YOUR TASK
Keep the wording of each record exactly the same when you repeat it, and leave out pictures.

::::

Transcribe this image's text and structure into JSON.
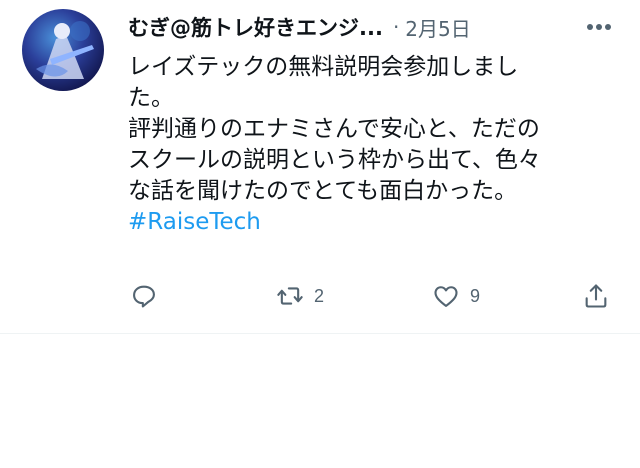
{
  "tweet": {
    "author_name": "むぎ@筋トレ好きエンジ...",
    "separator": "·",
    "date": "2月5日",
    "text_lines": [
      "レイズテックの無料説明会参加しまし",
      "た。",
      "評判通りのエナミさんで安心と、ただの",
      "スクールの説明という枠から出て、色々",
      "な話を聞けたのでとても面白かった。"
    ],
    "hashtag": "#RaiseTech",
    "actions": {
      "reply_icon": "reply-icon",
      "retweet_icon": "retweet-icon",
      "retweet_count": "2",
      "like_icon": "heart-icon",
      "like_count": "9",
      "share_icon": "share-icon"
    },
    "colors": {
      "text": "#0f1419",
      "secondary": "#536471",
      "link": "#1d9bf0"
    }
  }
}
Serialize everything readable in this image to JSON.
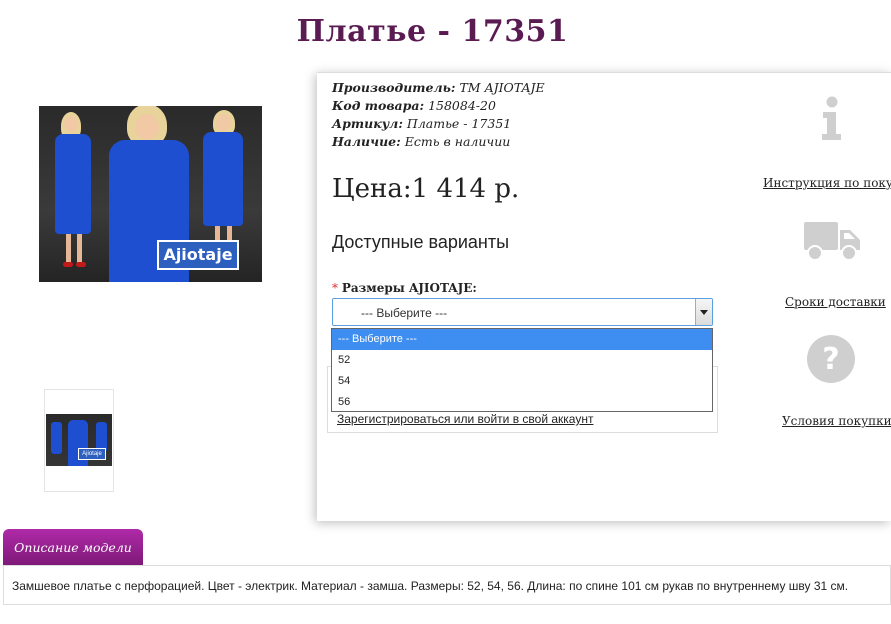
{
  "product": {
    "title": "Платье - 17351",
    "main_image_brand": "Ajiotaje",
    "thumb_brand": "Ajiotaje"
  },
  "specs": [
    {
      "label": "Производитель:",
      "value": "ТМ AJIOTAJE"
    },
    {
      "label": "Код товара:",
      "value": "158084-20"
    },
    {
      "label": "Артикул:",
      "value": "Платье - 17351"
    },
    {
      "label": "Наличие:",
      "value": "Есть в наличии"
    }
  ],
  "price": "Цена:1 414 р.",
  "options": {
    "title": "Доступные варианты",
    "size_required_mark": "*",
    "size_label": "Размеры AJIOTAJE:",
    "selected": "--- Выберите ---",
    "dropdown_items": [
      "--- Выберите ---",
      "52",
      "54",
      "56"
    ]
  },
  "login_link": "Зарегистрироваться или войти в свой аккаунт",
  "sidebar": {
    "instruction": "Инструкция по покупк",
    "delivery": "Сроки доставки",
    "terms": "Условия покупки"
  },
  "tabs": {
    "description_tab": "Описание модели",
    "description_text": "Замшевое платье с перфорацией. Цвет - электрик. Материал - замша. Размеры: 52, 54, 56. Длина: по спине 101 см рукав по внутреннему шву 31 см."
  },
  "colors": {
    "title": "#5a1a52",
    "tab": "#9a2194",
    "dress": "#1f4fd1",
    "dropdown_highlight": "#3d8ef0"
  }
}
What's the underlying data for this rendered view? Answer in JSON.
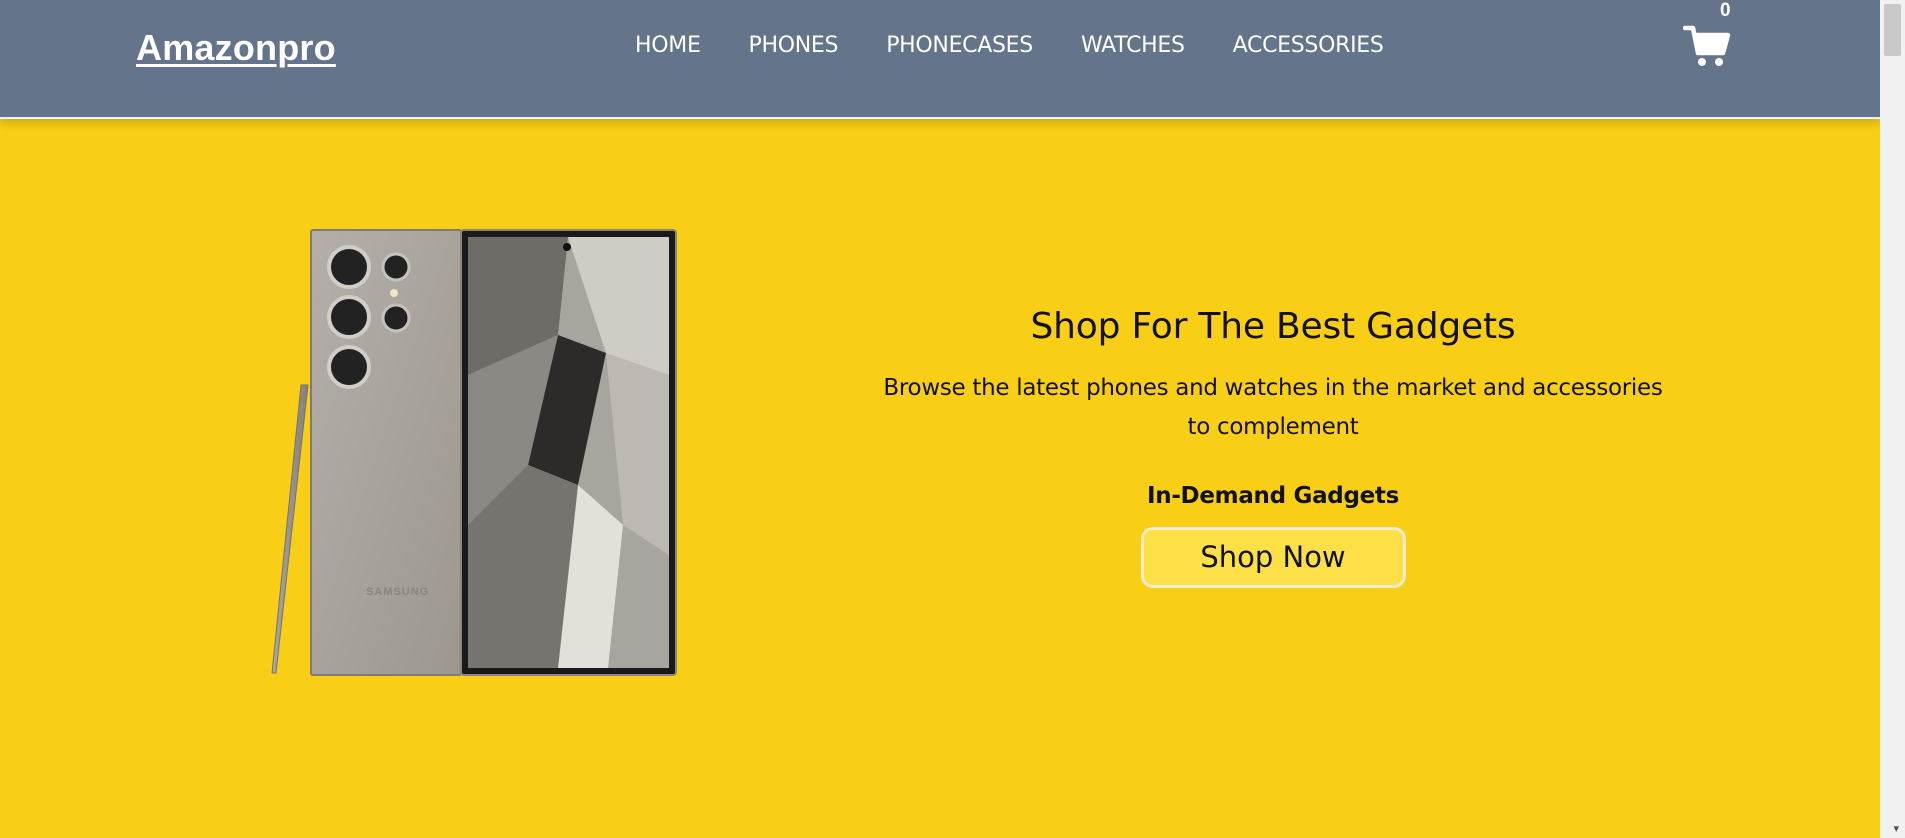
{
  "header": {
    "logo": "Amazonpro",
    "nav": [
      "HOME",
      "PHONES",
      "PHONECASES",
      "WATCHES",
      "ACCESSORIES"
    ],
    "cart_count": "0",
    "cart_icon": "shopping-cart-icon"
  },
  "hero": {
    "title": "Shop For The Best Gadgets",
    "description": "Browse the latest phones and watches in the market and accessories to complement",
    "subheading": "In-Demand Gadgets",
    "button_label": "Shop Now",
    "image_text": "SAMSUNG"
  },
  "colors": {
    "navbar_bg": "#64748b",
    "page_bg": "#f9ce16",
    "button_bg": "#fde047"
  }
}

::::

EXERCISE RESULT
Transcribe this image's text and structure into JSON.
{
  "tweet": {
    "author_name": "むぎ@筋トレ好きエンジ...",
    "separator": "·",
    "date": "2月5日",
    "text_lines": [
      "レイズテックの無料説明会参加しまし",
      "た。",
      "評判通りのエナミさんで安心と、ただの",
      "スクールの説明という枠から出て、色々",
      "な話を聞けたのでとても面白かった。"
    ],
    "hashtag": "#RaiseTech",
    "actions": {
      "reply_icon": "reply-icon",
      "retweet_icon": "retweet-icon",
      "retweet_count": "2",
      "like_icon": "heart-icon",
      "like_count": "9",
      "share_icon": "share-icon"
    },
    "colors": {
      "text": "#0f1419",
      "secondary": "#536471",
      "link": "#1d9bf0"
    }
  }
}
Serialize everything readable in this image to JSON.
{
  "product": {
    "title": "Платье - 17351",
    "main_image_brand": "Ajiotaje",
    "thumb_brand": "Ajiotaje"
  },
  "specs": [
    {
      "label": "Производитель:",
      "value": "ТМ AJIOTAJE"
    },
    {
      "label": "Код товара:",
      "value": "158084-20"
    },
    {
      "label": "Артикул:",
      "value": "Платье - 17351"
    },
    {
      "label": "Наличие:",
      "value": "Есть в наличии"
    }
  ],
  "price": "Цена:1 414 р.",
  "options": {
    "title": "Доступные варианты",
    "size_required_mark": "*",
    "size_label": "Размеры AJIOTAJE:",
    "selected": "--- Выберите ---",
    "dropdown_items": [
      "--- Выберите ---",
      "52",
      "54",
      "56"
    ]
  },
  "login_link": "Зарегистрироваться или войти в свой аккаунт",
  "sidebar": {
    "instruction": "Инструкция по покупк",
    "delivery": "Сроки доставки",
    "terms": "Условия покупки"
  },
  "tabs": {
    "description_tab": "Описание модели",
    "description_text": "Замшевое платье с перфорацией. Цвет - электрик. Материал - замша. Размеры: 52, 54, 56. Длина: по спине 101 см рукав по внутреннему шву 31 см."
  },
  "colors": {
    "title": "#5a1a52",
    "tab": "#9a2194",
    "dress": "#1f4fd1",
    "dropdown_highlight": "#3d8ef0"
  }
}
What's the underlying data for this rendered view? Answer in JSON.
{
  "header": {
    "logo": "Amazonpro",
    "nav": [
      "HOME",
      "PHONES",
      "PHONECASES",
      "WATCHES",
      "ACCESSORIES"
    ],
    "cart_count": "0",
    "cart_icon": "shopping-cart-icon"
  },
  "hero": {
    "title": "Shop For The Best Gadgets",
    "description": "Browse the latest phones and watches in the market and accessories to complement",
    "subheading": "In-Demand Gadgets",
    "button_label": "Shop Now",
    "image_text": "SAMSUNG"
  },
  "colors": {
    "navbar_bg": "#64748b",
    "page_bg": "#f9ce16",
    "button_bg": "#fde047"
  }
}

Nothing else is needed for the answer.